== INPUT DATA ==

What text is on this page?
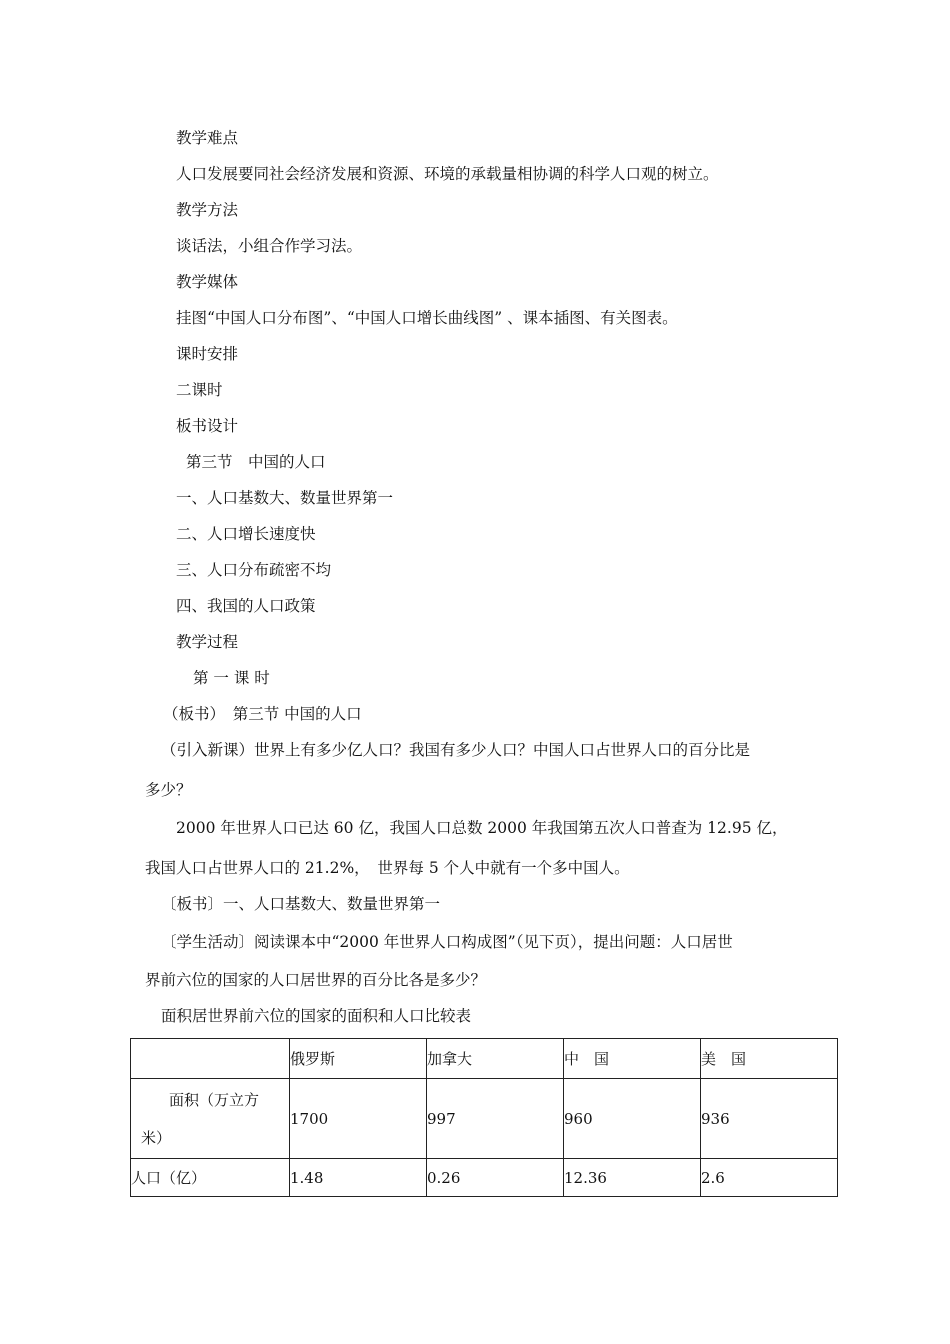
教学难点
人口发展要同社会经济发展和资源、环境的承载量相协调的科学人口观的树立。
教学方法
谈话法，小组合作学习法。
教学媒体
挂图“中国人口分布图”、“中国人口增长曲线图” 、课本插图、有关图表。
课时安排
二课时
板书设计
第三节　中国的人口
一、人口基数大、数量世界第一
二、人口增长速度快
三、人口分布疏密不均
四、我国的人口政策
教学过程
第 一 课 时
（板书）　第三节 中国的人口
（引入新课）世界上有多少亿人口？我国有多少人口？中国人口占世界人口的百分比是
多少？
2000 年世界人口已达 60 亿，我国人口总数 2000 年我国第五次人口普查为 12.95 亿，
我国人口占世界人口的 21.2%，　世界每 5 个人中就有一个多中国人。
〔板书〕一、人口基数大、数量世界第一
〔学生活动〕阅读课本中“2000 年世界人口构成图”（见下页），提出问题：人口居世
界前六位的国家的人口居世界的百分比各是多少？
面积居世界前六位的国家的面积和人口比较表
	俄罗斯	加拿大	中　国	美　国
面积（万立方米）	1700	997	960	936
人口（亿）	1.48	0.26	12.36	2.6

===

- [TASK STATEMENT] Please write out all of the material above without changing a word, and omit any pictures.

- [SOLUTION]
What text is on this page?
教学难点
人口发展要同社会经济发展和资源、环境的承载量相协调的科学人口观的树立。
教学方法
谈话法，小组合作学习法。
教学媒体
挂图“中国人口分布图”、“中国人口增长曲线图” 、课本插图、有关图表。
课时安排
二课时
板书设计
第三节　中国的人口
一、人口基数大、数量世界第一
二、人口增长速度快
三、人口分布疏密不均
四、我国的人口政策
教学过程
第 一 课 时
（板书）　第三节 中国的人口
（引入新课）世界上有多少亿人口？我国有多少人口？中国人口占世界人口的百分比是
多少？
2000 年世界人口已达 60 亿，我国人口总数 2000 年我国第五次人口普查为 12.95 亿，
我国人口占世界人口的 21.2%，　世界每 5 个人中就有一个多中国人。
〔板书〕一、人口基数大、数量世界第一
〔学生活动〕阅读课本中“2000 年世界人口构成图”（见下页），提出问题：人口居世
界前六位的国家的人口居世界的百分比各是多少？
面积居世界前六位的国家的面积和人口比较表
	俄罗斯	加拿大	中　国	美　国
面积（万立方米）	1700	997	960	936
人口（亿）	1.48	0.26	12.36	2.6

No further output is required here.